> _Extract_:
☆ ☆ ☆ ☆ ☆ ☆ ☆
Court Opinion

ID: 7940419
Source: CourtListenerOpinion
Date Created: 2022-09-08 23:14:15.65724+00
Date Added: 2024-06-11T16:33:41.429233
License: Public Domain

Moore, J.
[dissenting). I do not reach the same conclusion as Justice Grant. I agree with him that Mr. Cheney was the general agent of the complainant for the collection of this and other notes and mortgages. The record also discloses that Mr. Dau knew of that fact, for he had paid him interest on the mortgage before he paid the principal. The note was payable at the bank of Mr. *528Cheney. The principal of the mortgage and the balance of the interest were paid to Mr. Cheney the 5th day of December. It is not disputed that Mr. Dau had not received the letter Mr. Bloomer sent him at this time. The fact that Mr. Bloomer deemed it necessary to send such a letter indicated that he understood Mr. Dau knew Mr. Cheney had authority to receive the payment. When the money was received by Mr. Cheney it was placed to the credit of Mr. Bloomer, just as other sums of money paid on mortgages had been done. Mr. Bloomer testified that the letter came back from the dead-letter office having the Washington postmark, “Jan’y 17.” On the direct examination he testified:
‘ ‘ I have had talk with Dau concerning his not getting this letter, in my office about a year ago. I asked him why he did not get the letter. I said, ‘You used to get your mail there.’ He said he did used to get it there in 1888. He said now he got his letters at Gooding. Before this conversation I had seen Dau in regard to his having paid money to Cheney, at his farm in January, 1891, about the time Cheney failed. I drove up to his place and asked him in regard to the note and mortgage. I asked him why he paid the note there. I said I notified him by letter, and he said he did not get the letter. I said, ‘Did you get your note?’ He said, ‘No; Am. was going to get that. ’ Said he was going to get it discharged. He said Am. was going to get it discharged, meaning the witness Cheney. He says, ‘You take that off the books.’ ”
☆ ☆ ☆ ☆ ☆ ☆ ☆
Bounding box prediction data
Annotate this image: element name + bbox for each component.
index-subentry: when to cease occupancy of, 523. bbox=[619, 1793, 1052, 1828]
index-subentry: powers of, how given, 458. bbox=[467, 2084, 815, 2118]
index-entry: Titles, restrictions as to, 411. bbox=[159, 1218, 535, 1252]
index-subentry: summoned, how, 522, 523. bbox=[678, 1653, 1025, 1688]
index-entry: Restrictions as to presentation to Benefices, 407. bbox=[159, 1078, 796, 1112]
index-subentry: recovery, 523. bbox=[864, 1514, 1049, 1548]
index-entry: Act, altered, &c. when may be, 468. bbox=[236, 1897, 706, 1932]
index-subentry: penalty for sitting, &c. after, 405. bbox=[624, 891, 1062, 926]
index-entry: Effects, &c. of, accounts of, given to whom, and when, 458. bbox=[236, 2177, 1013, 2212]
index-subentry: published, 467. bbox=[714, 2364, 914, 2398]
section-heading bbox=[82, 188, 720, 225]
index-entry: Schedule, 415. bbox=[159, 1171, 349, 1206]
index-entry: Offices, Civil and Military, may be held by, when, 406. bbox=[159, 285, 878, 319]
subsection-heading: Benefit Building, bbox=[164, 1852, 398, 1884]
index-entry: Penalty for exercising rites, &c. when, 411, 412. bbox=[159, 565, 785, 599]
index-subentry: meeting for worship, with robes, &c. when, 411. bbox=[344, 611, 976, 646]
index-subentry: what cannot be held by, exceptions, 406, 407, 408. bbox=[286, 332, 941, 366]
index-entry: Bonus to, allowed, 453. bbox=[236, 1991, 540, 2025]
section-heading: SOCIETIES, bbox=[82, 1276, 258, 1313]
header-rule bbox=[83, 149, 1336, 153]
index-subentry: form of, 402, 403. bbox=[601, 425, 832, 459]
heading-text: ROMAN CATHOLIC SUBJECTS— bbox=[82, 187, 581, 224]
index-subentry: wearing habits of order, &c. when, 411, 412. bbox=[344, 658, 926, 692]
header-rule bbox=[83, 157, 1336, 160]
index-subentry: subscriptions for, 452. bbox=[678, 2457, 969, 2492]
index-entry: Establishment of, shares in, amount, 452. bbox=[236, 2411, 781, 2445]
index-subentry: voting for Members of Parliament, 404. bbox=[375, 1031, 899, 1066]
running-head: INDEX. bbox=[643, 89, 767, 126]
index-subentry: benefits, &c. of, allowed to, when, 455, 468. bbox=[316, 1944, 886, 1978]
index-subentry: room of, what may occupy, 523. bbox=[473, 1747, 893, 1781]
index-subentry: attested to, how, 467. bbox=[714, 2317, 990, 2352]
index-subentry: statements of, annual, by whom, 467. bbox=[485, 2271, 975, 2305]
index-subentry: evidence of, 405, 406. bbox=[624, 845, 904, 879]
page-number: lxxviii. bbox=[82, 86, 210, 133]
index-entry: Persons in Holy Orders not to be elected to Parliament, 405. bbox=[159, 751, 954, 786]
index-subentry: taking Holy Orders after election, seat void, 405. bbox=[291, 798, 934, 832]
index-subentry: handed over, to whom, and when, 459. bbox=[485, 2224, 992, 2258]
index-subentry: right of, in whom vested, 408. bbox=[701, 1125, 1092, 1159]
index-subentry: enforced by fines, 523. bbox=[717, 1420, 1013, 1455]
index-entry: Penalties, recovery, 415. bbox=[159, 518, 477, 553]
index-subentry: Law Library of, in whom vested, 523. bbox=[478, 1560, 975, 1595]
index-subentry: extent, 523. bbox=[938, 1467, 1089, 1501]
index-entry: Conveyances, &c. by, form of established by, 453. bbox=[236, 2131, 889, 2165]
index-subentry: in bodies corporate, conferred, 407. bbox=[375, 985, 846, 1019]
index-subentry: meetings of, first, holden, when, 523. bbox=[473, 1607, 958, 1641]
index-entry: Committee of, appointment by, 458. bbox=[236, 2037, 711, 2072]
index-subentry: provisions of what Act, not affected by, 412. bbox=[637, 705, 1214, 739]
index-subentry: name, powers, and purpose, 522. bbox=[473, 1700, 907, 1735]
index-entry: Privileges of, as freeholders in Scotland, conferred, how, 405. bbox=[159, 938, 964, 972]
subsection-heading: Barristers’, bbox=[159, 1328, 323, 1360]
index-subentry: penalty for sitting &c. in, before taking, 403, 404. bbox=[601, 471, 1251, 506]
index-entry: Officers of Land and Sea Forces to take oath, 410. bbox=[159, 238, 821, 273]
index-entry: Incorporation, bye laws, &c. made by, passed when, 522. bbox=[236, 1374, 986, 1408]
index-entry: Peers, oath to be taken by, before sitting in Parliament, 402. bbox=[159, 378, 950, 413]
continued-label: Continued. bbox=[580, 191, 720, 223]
☆ ☆ ☆ ☆ ☆ ☆ ☆
> _To do_: In the dissent, what shows that Mr. Dau knew Mr. Cheney was the complainant's general agent for collecting notes and mortgages?

> _Answer below_: The record shows Mr. Dau knew this because he had paid Mr. Cheney interest on the mortgage before he paid the principal.